» STATED TASK: Gather every line in the records below that contains the word "values".

» MATERIAL SUPPLIED:
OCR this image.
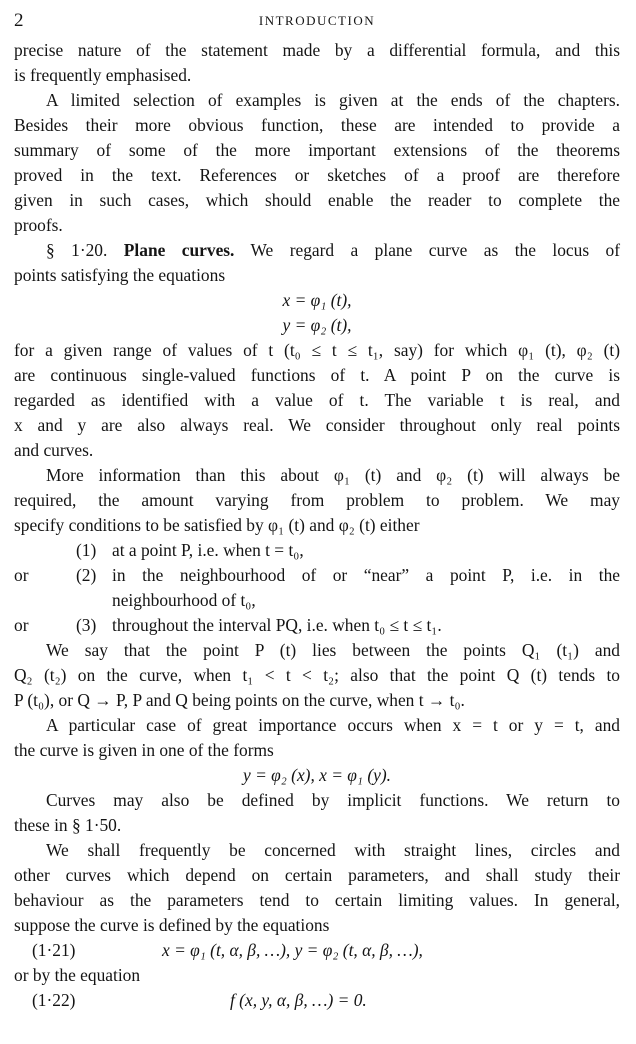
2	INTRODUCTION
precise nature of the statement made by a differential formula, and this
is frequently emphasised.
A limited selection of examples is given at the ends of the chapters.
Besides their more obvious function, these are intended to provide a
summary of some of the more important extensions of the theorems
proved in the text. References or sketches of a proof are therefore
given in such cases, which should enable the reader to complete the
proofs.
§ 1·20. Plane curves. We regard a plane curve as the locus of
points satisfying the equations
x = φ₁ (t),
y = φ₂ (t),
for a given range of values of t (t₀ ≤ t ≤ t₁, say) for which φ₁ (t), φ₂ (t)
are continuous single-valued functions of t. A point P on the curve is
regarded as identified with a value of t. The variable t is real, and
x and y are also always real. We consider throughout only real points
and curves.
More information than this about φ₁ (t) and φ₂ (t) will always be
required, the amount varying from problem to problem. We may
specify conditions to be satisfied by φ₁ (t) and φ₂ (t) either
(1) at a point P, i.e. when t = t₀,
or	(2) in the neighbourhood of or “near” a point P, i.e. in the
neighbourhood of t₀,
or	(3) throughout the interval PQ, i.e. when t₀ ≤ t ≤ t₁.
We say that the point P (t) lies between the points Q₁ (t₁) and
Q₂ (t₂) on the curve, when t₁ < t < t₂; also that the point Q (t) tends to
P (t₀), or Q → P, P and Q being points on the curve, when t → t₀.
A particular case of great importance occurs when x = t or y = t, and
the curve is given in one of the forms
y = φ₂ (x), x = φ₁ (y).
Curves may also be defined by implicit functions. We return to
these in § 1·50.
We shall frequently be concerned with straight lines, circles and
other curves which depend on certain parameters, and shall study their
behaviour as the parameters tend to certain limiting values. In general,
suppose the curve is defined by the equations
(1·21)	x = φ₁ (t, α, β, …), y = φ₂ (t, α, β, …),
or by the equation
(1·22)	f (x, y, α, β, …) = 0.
* * *
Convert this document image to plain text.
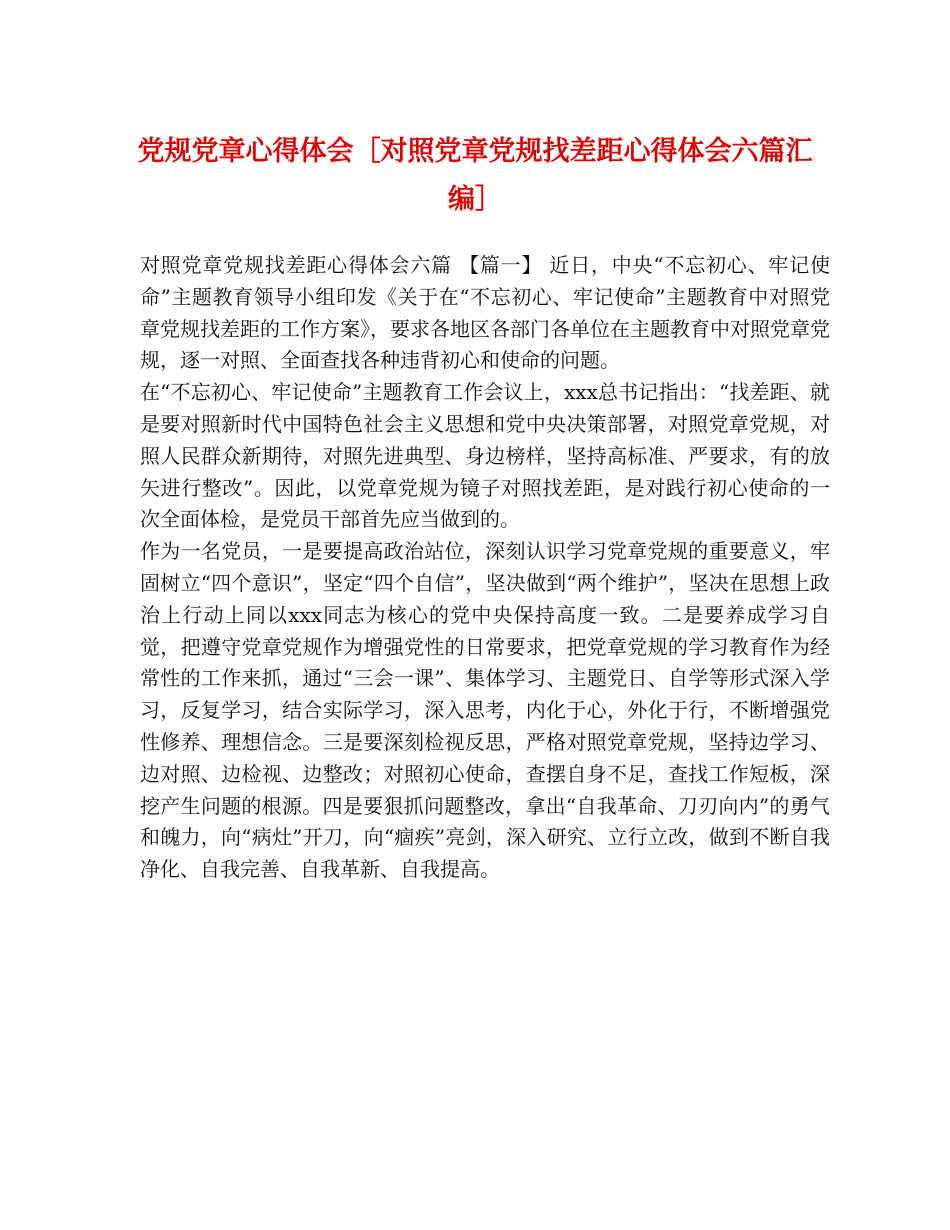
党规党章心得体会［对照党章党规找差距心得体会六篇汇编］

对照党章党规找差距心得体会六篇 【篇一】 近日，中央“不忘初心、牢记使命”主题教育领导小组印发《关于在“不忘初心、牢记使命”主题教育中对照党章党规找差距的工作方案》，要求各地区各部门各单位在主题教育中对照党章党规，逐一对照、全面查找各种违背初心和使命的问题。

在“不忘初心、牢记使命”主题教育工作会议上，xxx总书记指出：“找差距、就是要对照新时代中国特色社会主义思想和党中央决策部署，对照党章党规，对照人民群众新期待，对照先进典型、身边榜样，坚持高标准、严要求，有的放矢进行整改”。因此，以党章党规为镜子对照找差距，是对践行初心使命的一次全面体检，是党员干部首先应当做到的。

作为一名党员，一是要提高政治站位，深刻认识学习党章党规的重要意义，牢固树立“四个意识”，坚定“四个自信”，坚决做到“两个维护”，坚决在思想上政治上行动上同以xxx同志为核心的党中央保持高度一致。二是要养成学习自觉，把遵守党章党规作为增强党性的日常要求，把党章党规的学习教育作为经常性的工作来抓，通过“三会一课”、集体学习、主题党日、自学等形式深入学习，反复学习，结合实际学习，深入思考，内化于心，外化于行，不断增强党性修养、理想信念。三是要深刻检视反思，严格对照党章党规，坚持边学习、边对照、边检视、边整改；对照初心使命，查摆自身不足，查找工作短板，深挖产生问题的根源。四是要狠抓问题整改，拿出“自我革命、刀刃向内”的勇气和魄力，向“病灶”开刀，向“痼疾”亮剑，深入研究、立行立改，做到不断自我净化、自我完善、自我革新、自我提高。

» ANSWER BELOW:
for a given range of values of t (t₀ ≤ t ≤ t₁, say) for which φ₁ (t), φ₂ (t)
behaviour as the parameters tend to certain limiting values. In general,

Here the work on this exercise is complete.